* **Exercise directions**: Locate every line in the records below that contains the word "JSON", and copy each one.

=== Supplied material ===

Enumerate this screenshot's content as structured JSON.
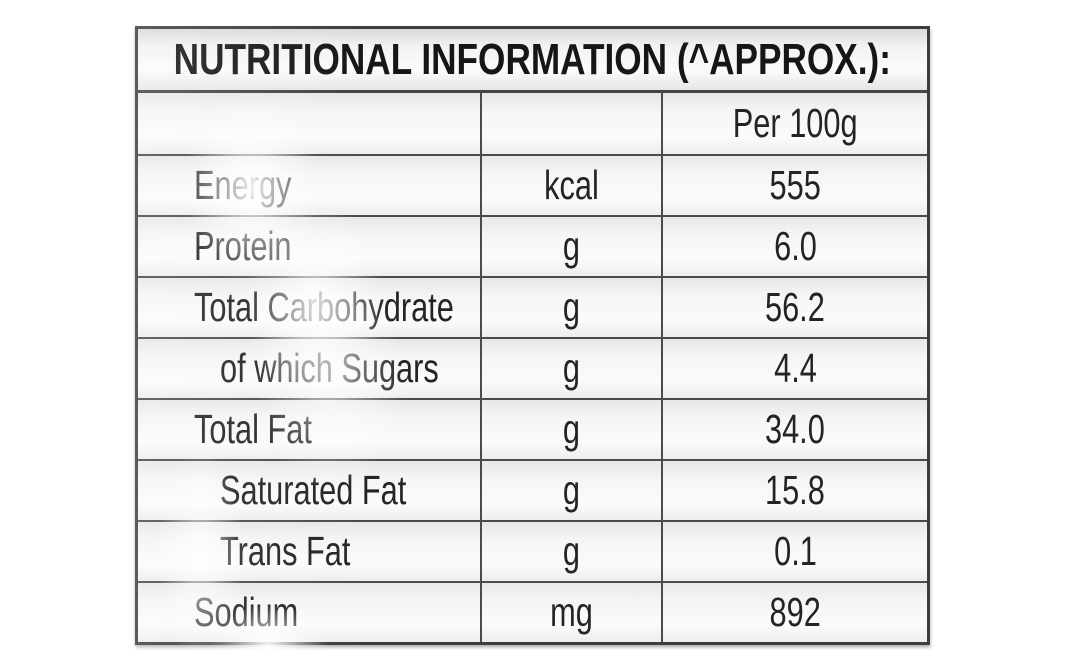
{
  "table": {
    "title": "NUTRITIONAL INFORMATION (^APPROX.):",
    "column_headers": {
      "label": "",
      "unit": "",
      "per": "Per 100g"
    },
    "rows": [
      {
        "label": "Energy",
        "unit": "kcal",
        "value": "555",
        "indent": false
      },
      {
        "label": "Protein",
        "unit": "g",
        "value": "6.0",
        "indent": false
      },
      {
        "label": "Total Carbohydrate",
        "unit": "g",
        "value": "56.2",
        "indent": false
      },
      {
        "label": "of which Sugars",
        "unit": "g",
        "value": "4.4",
        "indent": true
      },
      {
        "label": "Total Fat",
        "unit": "g",
        "value": "34.0",
        "indent": false
      },
      {
        "label": "Saturated Fat",
        "unit": "g",
        "value": "15.8",
        "indent": true
      },
      {
        "label": "Trans Fat",
        "unit": "g",
        "value": "0.1",
        "indent": true
      },
      {
        "label": "Sodium",
        "unit": "mg",
        "value": "892",
        "indent": false
      }
    ],
    "colors": {
      "text": "#242424",
      "title_text": "#161616",
      "border": "#4b4b4b",
      "outer_border": "#3e3e3e",
      "cell_bg_top": "#e7e7e7",
      "cell_bg_bottom": "#ededed",
      "page_bg": "#ffffff"
    }
  }
}
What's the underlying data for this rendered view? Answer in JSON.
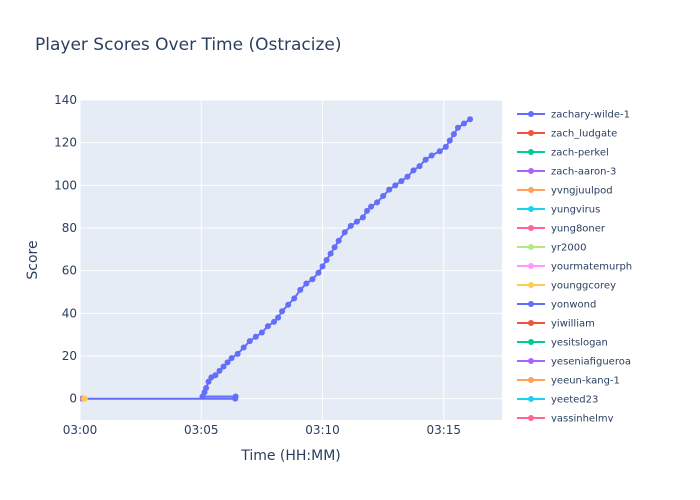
{
  "chart_data": {
    "type": "line",
    "title": "Player Scores Over Time (Ostracize)",
    "xlabel": "Time (HH:MM)",
    "ylabel": "Score",
    "x_tick_labels": [
      "03:00",
      "03:05",
      "03:10",
      "03:15"
    ],
    "xlim": [
      "03:00:00",
      "03:17:24"
    ],
    "ylim": [
      -10,
      140
    ],
    "y_ticks": [
      0,
      20,
      40,
      60,
      80,
      100,
      120,
      140
    ],
    "grid": true,
    "legend_position": "right",
    "series": [
      {
        "name": "zachary-wilde-1",
        "color": "#636efa",
        "points": [
          [
            "03:00:05",
            0
          ],
          [
            "03:06:24",
            0
          ],
          [
            "03:06:25",
            1
          ],
          [
            "03:05:03",
            1
          ],
          [
            "03:05:08",
            3
          ],
          [
            "03:05:12",
            5
          ],
          [
            "03:05:18",
            8
          ],
          [
            "03:05:25",
            10
          ],
          [
            "03:05:35",
            11
          ],
          [
            "03:05:45",
            13
          ],
          [
            "03:05:55",
            15
          ],
          [
            "03:06:05",
            17
          ],
          [
            "03:06:15",
            19
          ],
          [
            "03:06:30",
            21
          ],
          [
            "03:06:45",
            24
          ],
          [
            "03:07:00",
            27
          ],
          [
            "03:07:15",
            29
          ],
          [
            "03:07:30",
            31
          ],
          [
            "03:07:45",
            34
          ],
          [
            "03:08:00",
            36
          ],
          [
            "03:08:10",
            38
          ],
          [
            "03:08:20",
            41
          ],
          [
            "03:08:35",
            44
          ],
          [
            "03:08:50",
            47
          ],
          [
            "03:09:05",
            51
          ],
          [
            "03:09:20",
            54
          ],
          [
            "03:09:35",
            56
          ],
          [
            "03:09:50",
            59
          ],
          [
            "03:10:00",
            62
          ],
          [
            "03:10:10",
            65
          ],
          [
            "03:10:20",
            68
          ],
          [
            "03:10:30",
            71
          ],
          [
            "03:10:40",
            74
          ],
          [
            "03:10:55",
            78
          ],
          [
            "03:11:10",
            81
          ],
          [
            "03:11:25",
            83
          ],
          [
            "03:11:40",
            85
          ],
          [
            "03:11:50",
            88
          ],
          [
            "03:12:00",
            90
          ],
          [
            "03:12:15",
            92
          ],
          [
            "03:12:30",
            95
          ],
          [
            "03:12:45",
            98
          ],
          [
            "03:13:00",
            100
          ],
          [
            "03:13:15",
            102
          ],
          [
            "03:13:30",
            104
          ],
          [
            "03:13:45",
            107
          ],
          [
            "03:14:00",
            109
          ],
          [
            "03:14:15",
            112
          ],
          [
            "03:14:30",
            114
          ],
          [
            "03:14:50",
            116
          ],
          [
            "03:15:05",
            118
          ],
          [
            "03:15:15",
            121
          ],
          [
            "03:15:25",
            124
          ],
          [
            "03:15:35",
            127
          ],
          [
            "03:15:50",
            129
          ],
          [
            "03:16:05",
            131
          ]
        ]
      },
      {
        "name": "zach_ludgate",
        "color": "#EF553B",
        "points": []
      },
      {
        "name": "zach-perkel",
        "color": "#00cc96",
        "points": []
      },
      {
        "name": "zach-aaron-3",
        "color": "#ab63fa",
        "points": []
      },
      {
        "name": "yvngjuulpod",
        "color": "#FFA15A",
        "points": [
          [
            "03:00:08",
            0
          ]
        ]
      },
      {
        "name": "yungvirus",
        "color": "#19d3f3",
        "points": []
      },
      {
        "name": "yung8oner",
        "color": "#FF6692",
        "points": []
      },
      {
        "name": "yr2000",
        "color": "#B6E880",
        "points": []
      },
      {
        "name": "yourmatemurph",
        "color": "#FF97FF",
        "points": []
      },
      {
        "name": "younggcorey",
        "color": "#FECB52",
        "points": [
          [
            "03:00:12",
            0
          ]
        ]
      },
      {
        "name": "yonwond",
        "color": "#636efa",
        "points": []
      },
      {
        "name": "yiwilliam",
        "color": "#EF553B",
        "points": []
      },
      {
        "name": "yesitslogan",
        "color": "#00cc96",
        "points": []
      },
      {
        "name": "yeseniafigueroa",
        "color": "#ab63fa",
        "points": []
      },
      {
        "name": "yeeun-kang-1",
        "color": "#FFA15A",
        "points": []
      },
      {
        "name": "yeeted23",
        "color": "#19d3f3",
        "points": []
      },
      {
        "name": "yassinhelmy",
        "color": "#FF6692",
        "points": []
      }
    ]
  }
}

===

* **Answer to this task**:
Enumerate this screenshot's content as structured JSON.
What's the underlying data for this rendered view? Answer in JSON.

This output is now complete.